Extracted records:

************

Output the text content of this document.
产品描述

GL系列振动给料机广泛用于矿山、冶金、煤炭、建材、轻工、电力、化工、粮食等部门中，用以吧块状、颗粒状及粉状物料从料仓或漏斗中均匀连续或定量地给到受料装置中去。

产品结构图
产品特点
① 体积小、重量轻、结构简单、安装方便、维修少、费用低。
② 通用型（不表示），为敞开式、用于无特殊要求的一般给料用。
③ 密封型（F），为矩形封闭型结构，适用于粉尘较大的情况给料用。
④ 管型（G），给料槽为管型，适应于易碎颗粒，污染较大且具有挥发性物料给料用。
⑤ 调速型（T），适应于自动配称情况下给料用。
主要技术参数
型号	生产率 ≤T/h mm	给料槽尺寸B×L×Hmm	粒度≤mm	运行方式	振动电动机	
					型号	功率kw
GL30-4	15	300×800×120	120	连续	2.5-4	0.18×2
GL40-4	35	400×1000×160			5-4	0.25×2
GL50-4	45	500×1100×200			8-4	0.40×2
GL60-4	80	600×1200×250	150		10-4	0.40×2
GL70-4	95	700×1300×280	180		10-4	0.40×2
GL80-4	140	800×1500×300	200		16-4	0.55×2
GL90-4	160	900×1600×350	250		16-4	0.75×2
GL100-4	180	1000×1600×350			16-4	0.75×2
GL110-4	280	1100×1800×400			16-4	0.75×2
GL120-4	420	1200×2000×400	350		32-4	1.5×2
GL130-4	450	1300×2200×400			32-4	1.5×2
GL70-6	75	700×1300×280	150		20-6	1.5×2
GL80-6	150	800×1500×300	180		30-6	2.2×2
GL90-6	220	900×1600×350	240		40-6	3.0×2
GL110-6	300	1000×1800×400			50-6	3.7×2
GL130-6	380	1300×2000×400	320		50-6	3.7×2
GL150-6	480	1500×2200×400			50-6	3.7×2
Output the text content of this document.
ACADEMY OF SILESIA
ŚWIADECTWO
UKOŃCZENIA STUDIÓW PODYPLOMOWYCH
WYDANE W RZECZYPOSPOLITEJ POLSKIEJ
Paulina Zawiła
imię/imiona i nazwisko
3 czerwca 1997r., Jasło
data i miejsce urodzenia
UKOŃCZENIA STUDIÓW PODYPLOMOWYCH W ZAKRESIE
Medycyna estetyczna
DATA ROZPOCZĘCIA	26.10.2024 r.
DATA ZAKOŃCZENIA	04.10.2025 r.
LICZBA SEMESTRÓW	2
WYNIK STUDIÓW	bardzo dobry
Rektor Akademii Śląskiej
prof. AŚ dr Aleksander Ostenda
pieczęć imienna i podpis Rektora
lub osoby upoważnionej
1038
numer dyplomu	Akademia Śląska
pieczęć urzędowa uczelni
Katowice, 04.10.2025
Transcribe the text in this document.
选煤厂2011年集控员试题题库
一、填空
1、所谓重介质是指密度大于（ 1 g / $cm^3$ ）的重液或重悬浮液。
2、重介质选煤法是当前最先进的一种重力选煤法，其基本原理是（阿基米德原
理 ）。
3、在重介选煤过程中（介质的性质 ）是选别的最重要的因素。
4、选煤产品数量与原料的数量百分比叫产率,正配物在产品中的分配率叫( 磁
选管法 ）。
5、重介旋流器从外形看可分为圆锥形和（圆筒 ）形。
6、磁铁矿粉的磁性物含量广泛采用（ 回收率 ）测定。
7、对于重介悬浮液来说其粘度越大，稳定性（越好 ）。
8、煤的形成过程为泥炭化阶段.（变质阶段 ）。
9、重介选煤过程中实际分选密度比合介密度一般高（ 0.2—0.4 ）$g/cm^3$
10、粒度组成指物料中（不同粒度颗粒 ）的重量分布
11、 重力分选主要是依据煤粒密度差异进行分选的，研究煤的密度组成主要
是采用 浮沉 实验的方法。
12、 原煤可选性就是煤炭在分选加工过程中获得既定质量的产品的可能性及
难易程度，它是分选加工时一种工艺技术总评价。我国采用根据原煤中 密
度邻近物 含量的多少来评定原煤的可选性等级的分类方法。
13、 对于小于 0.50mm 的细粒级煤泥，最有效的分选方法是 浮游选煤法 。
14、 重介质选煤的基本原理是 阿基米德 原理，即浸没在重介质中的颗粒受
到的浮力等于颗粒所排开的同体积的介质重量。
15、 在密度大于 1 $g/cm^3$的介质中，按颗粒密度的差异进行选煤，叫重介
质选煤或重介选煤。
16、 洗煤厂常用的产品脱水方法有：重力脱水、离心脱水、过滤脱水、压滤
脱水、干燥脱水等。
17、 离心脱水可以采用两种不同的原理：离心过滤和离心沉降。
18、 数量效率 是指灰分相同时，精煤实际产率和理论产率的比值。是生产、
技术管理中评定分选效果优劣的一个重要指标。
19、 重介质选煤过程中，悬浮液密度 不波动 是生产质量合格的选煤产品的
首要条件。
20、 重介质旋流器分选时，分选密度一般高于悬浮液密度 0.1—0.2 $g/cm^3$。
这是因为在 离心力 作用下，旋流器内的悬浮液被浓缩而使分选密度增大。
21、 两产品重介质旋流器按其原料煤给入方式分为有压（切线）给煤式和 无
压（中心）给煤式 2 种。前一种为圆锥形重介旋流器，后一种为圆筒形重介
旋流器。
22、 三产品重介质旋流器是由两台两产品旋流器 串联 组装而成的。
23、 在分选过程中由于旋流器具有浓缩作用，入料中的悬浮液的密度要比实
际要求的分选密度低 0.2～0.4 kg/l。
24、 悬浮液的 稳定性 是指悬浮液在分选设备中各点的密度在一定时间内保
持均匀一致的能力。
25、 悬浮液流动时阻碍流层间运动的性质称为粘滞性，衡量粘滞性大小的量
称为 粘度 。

************

TO DO ▸ Repeat every record, keeping each word and mark exactly as it is.

CORRECT RESULT ▸
Output the text content of this document.
产品描述

GL系列振动给料机广泛用于矿山、冶金、煤炭、建材、轻工、电力、化工、粮食等部门中，用以吧块状、颗粒状及粉状物料从料仓或漏斗中均匀连续或定量地给到受料装置中去。

产品结构图
产品特点
① 体积小、重量轻、结构简单、安装方便、维修少、费用低。
② 通用型（不表示），为敞开式、用于无特殊要求的一般给料用。
③ 密封型（F），为矩形封闭型结构，适用于粉尘较大的情况给料用。
④ 管型（G），给料槽为管型，适应于易碎颗粒，污染较大且具有挥发性物料给料用。
⑤ 调速型（T），适应于自动配称情况下给料用。
主要技术参数
型号	生产率 ≤T/h mm	给料槽尺寸B×L×Hmm	粒度≤mm	运行方式	振动电动机	
					型号	功率kw
GL30-4	15	300×800×120	120	连续	2.5-4	0.18×2
GL40-4	35	400×1000×160			5-4	0.25×2
GL50-4	45	500×1100×200			8-4	0.40×2
GL60-4	80	600×1200×250	150		10-4	0.40×2
GL70-4	95	700×1300×280	180		10-4	0.40×2
GL80-4	140	800×1500×300	200		16-4	0.55×2
GL90-4	160	900×1600×350	250		16-4	0.75×2
GL100-4	180	1000×1600×350			16-4	0.75×2
GL110-4	280	1100×1800×400			16-4	0.75×2
GL120-4	420	1200×2000×400	350		32-4	1.5×2
GL130-4	450	1300×2200×400			32-4	1.5×2
GL70-6	75	700×1300×280	150		20-6	1.5×2
GL80-6	150	800×1500×300	180		30-6	2.2×2
GL90-6	220	900×1600×350	240		40-6	3.0×2
GL110-6	300	1000×1800×400			50-6	3.7×2
GL130-6	380	1300×2000×400	320		50-6	3.7×2
GL150-6	480	1500×2200×400			50-6	3.7×2
Output the text content of this document.
ACADEMY OF SILESIA
ŚWIADECTWO
UKOŃCZENIA STUDIÓW PODYPLOMOWYCH
WYDANE W RZECZYPOSPOLITEJ POLSKIEJ
Paulina Zawiła
imię/imiona i nazwisko
3 czerwca 1997r., Jasło
data i miejsce urodzenia
UKOŃCZENIA STUDIÓW PODYPLOMOWYCH W ZAKRESIE
Medycyna estetyczna
DATA ROZPOCZĘCIA	26.10.2024 r.
DATA ZAKOŃCZENIA	04.10.2025 r.
LICZBA SEMESTRÓW	2
WYNIK STUDIÓW	bardzo dobry
Rektor Akademii Śląskiej
prof. AŚ dr Aleksander Ostenda
pieczęć imienna i podpis Rektora
lub osoby upoważnionej
1038
numer dyplomu	Akademia Śląska
pieczęć urzędowa uczelni
Katowice, 04.10.2025
Transcribe the text in this document.
选煤厂2011年集控员试题题库
一、填空
1、所谓重介质是指密度大于（ 1 g / $cm^3$ ）的重液或重悬浮液。
2、重介质选煤法是当前最先进的一种重力选煤法，其基本原理是（阿基米德原
理 ）。
3、在重介选煤过程中（介质的性质 ）是选别的最重要的因素。
4、选煤产品数量与原料的数量百分比叫产率,正配物在产品中的分配率叫( 磁
选管法 ）。
5、重介旋流器从外形看可分为圆锥形和（圆筒 ）形。
6、磁铁矿粉的磁性物含量广泛采用（ 回收率 ）测定。
7、对于重介悬浮液来说其粘度越大，稳定性（越好 ）。
8、煤的形成过程为泥炭化阶段.（变质阶段 ）。
9、重介选煤过程中实际分选密度比合介密度一般高（ 0.2—0.4 ）$g/cm^3$
10、粒度组成指物料中（不同粒度颗粒 ）的重量分布
11、 重力分选主要是依据煤粒密度差异进行分选的，研究煤的密度组成主要
是采用 浮沉 实验的方法。
12、 原煤可选性就是煤炭在分选加工过程中获得既定质量的产品的可能性及
难易程度，它是分选加工时一种工艺技术总评价。我国采用根据原煤中 密
度邻近物 含量的多少来评定原煤的可选性等级的分类方法。
13、 对于小于 0.50mm 的细粒级煤泥，最有效的分选方法是 浮游选煤法 。
14、 重介质选煤的基本原理是 阿基米德 原理，即浸没在重介质中的颗粒受
到的浮力等于颗粒所排开的同体积的介质重量。
15、 在密度大于 1 $g/cm^3$的介质中，按颗粒密度的差异进行选煤，叫重介
质选煤或重介选煤。
16、 洗煤厂常用的产品脱水方法有：重力脱水、离心脱水、过滤脱水、压滤
脱水、干燥脱水等。
17、 离心脱水可以采用两种不同的原理：离心过滤和离心沉降。
18、 数量效率 是指灰分相同时，精煤实际产率和理论产率的比值。是生产、
技术管理中评定分选效果优劣的一个重要指标。
19、 重介质选煤过程中，悬浮液密度 不波动 是生产质量合格的选煤产品的
首要条件。
20、 重介质旋流器分选时，分选密度一般高于悬浮液密度 0.1—0.2 $g/cm^3$。
这是因为在 离心力 作用下，旋流器内的悬浮液被浓缩而使分选密度增大。
21、 两产品重介质旋流器按其原料煤给入方式分为有压（切线）给煤式和 无
压（中心）给煤式 2 种。前一种为圆锥形重介旋流器，后一种为圆筒形重介
旋流器。
22、 三产品重介质旋流器是由两台两产品旋流器 串联 组装而成的。
23、 在分选过程中由于旋流器具有浓缩作用，入料中的悬浮液的密度要比实
际要求的分选密度低 0.2～0.4 kg/l。
24、 悬浮液的 稳定性 是指悬浮液在分选设备中各点的密度在一定时间内保
持均匀一致的能力。
25、 悬浮液流动时阻碍流层间运动的性质称为粘滞性，衡量粘滞性大小的量
称为 粘度 。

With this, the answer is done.